## [SOURCE DATA]
+ + +
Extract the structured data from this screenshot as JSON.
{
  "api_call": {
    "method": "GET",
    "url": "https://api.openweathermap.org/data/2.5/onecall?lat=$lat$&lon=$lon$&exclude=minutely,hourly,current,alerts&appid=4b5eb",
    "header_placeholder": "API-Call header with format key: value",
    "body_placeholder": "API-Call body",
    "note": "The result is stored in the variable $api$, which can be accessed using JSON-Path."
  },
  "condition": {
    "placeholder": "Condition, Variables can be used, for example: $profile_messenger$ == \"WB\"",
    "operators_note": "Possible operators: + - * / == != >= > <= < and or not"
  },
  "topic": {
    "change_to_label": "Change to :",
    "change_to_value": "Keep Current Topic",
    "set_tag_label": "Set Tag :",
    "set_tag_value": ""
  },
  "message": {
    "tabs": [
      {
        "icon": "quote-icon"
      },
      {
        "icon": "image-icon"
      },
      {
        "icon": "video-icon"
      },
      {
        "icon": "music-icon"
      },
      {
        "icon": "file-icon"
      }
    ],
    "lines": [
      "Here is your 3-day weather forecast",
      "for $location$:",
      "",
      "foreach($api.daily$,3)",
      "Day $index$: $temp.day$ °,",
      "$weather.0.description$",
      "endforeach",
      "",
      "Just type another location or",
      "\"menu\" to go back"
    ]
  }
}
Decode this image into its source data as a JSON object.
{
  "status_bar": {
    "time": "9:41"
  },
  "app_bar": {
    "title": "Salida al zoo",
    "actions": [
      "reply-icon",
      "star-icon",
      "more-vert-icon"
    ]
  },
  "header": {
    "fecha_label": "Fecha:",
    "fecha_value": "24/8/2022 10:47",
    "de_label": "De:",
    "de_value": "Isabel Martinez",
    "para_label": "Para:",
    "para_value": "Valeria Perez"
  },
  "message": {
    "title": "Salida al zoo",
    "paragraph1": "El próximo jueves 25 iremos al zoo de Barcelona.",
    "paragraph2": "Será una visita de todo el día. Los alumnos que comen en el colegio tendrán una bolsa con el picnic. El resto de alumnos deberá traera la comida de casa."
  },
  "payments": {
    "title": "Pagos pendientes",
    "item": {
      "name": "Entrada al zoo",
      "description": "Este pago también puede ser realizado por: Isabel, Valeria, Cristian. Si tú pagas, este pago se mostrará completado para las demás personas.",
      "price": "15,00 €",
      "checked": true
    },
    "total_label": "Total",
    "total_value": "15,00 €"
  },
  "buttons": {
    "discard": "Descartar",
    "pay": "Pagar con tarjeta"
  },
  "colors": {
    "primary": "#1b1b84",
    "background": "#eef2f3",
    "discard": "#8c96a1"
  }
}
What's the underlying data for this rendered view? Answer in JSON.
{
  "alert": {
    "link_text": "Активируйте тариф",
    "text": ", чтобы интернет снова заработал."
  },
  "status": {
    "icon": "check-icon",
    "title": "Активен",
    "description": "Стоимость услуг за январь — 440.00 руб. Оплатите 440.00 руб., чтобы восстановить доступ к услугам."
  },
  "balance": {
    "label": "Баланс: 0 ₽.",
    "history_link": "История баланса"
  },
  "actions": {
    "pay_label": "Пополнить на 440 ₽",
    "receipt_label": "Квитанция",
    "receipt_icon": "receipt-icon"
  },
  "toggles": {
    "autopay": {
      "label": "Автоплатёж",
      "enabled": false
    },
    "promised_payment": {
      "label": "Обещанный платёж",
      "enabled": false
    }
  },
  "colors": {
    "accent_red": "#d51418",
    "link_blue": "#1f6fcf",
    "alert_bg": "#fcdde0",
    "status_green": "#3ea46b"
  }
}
+ + +
## [WHAT IS ASKED]
Write out all the entries exactly.

## [REPLY]
Extract the structured data from this screenshot as JSON.
{
  "api_call": {
    "method": "GET",
    "url": "https://api.openweathermap.org/data/2.5/onecall?lat=$lat$&lon=$lon$&exclude=minutely,hourly,current,alerts&appid=4b5eb",
    "header_placeholder": "API-Call header with format key: value",
    "body_placeholder": "API-Call body",
    "note": "The result is stored in the variable $api$, which can be accessed using JSON-Path."
  },
  "condition": {
    "placeholder": "Condition, Variables can be used, for example: $profile_messenger$ == \"WB\"",
    "operators_note": "Possible operators: + - * / == != >= > <= < and or not"
  },
  "topic": {
    "change_to_label": "Change to :",
    "change_to_value": "Keep Current Topic",
    "set_tag_label": "Set Tag :",
    "set_tag_value": ""
  },
  "message": {
    "tabs": [
      {
        "icon": "quote-icon"
      },
      {
        "icon": "image-icon"
      },
      {
        "icon": "video-icon"
      },
      {
        "icon": "music-icon"
      },
      {
        "icon": "file-icon"
      }
    ],
    "lines": [
      "Here is your 3-day weather forecast",
      "for $location$:",
      "",
      "foreach($api.daily$,3)",
      "Day $index$: $temp.day$ °,",
      "$weather.0.description$",
      "endforeach",
      "",
      "Just type another location or",
      "\"menu\" to go back"
    ]
  }
}
Decode this image into its source data as a JSON object.
{
  "status_bar": {
    "time": "9:41"
  },
  "app_bar": {
    "title": "Salida al zoo",
    "actions": [
      "reply-icon",
      "star-icon",
      "more-vert-icon"
    ]
  },
  "header": {
    "fecha_label": "Fecha:",
    "fecha_value": "24/8/2022 10:47",
    "de_label": "De:",
    "de_value": "Isabel Martinez",
    "para_label": "Para:",
    "para_value": "Valeria Perez"
  },
  "message": {
    "title": "Salida al zoo",
    "paragraph1": "El próximo jueves 25 iremos al zoo de Barcelona.",
    "paragraph2": "Será una visita de todo el día. Los alumnos que comen en el colegio tendrán una bolsa con el picnic. El resto de alumnos deberá traera la comida de casa."
  },
  "payments": {
    "title": "Pagos pendientes",
    "item": {
      "name": "Entrada al zoo",
      "description": "Este pago también puede ser realizado por: Isabel, Valeria, Cristian. Si tú pagas, este pago se mostrará completado para las demás personas.",
      "price": "15,00 €",
      "checked": true
    },
    "total_label": "Total",
    "total_value": "15,00 €"
  },
  "buttons": {
    "discard": "Descartar",
    "pay": "Pagar con tarjeta"
  },
  "colors": {
    "primary": "#1b1b84",
    "background": "#eef2f3",
    "discard": "#8c96a1"
  }
}
What's the underlying data for this rendered view? Answer in JSON.
{
  "alert": {
    "link_text": "Активируйте тариф",
    "text": ", чтобы интернет снова заработал."
  },
  "status": {
    "icon": "check-icon",
    "title": "Активен",
    "description": "Стоимость услуг за январь — 440.00 руб. Оплатите 440.00 руб., чтобы восстановить доступ к услугам."
  },
  "balance": {
    "label": "Баланс: 0 ₽.",
    "history_link": "История баланса"
  },
  "actions": {
    "pay_label": "Пополнить на 440 ₽",
    "receipt_label": "Квитанция",
    "receipt_icon": "receipt-icon"
  },
  "toggles": {
    "autopay": {
      "label": "Автоплатёж",
      "enabled": false
    },
    "promised_payment": {
      "label": "Обещанный платёж",
      "enabled": false
    }
  },
  "colors": {
    "accent_red": "#d51418",
    "link_blue": "#1f6fcf",
    "alert_bg": "#fcdde0",
    "status_green": "#3ea46b"
  }
}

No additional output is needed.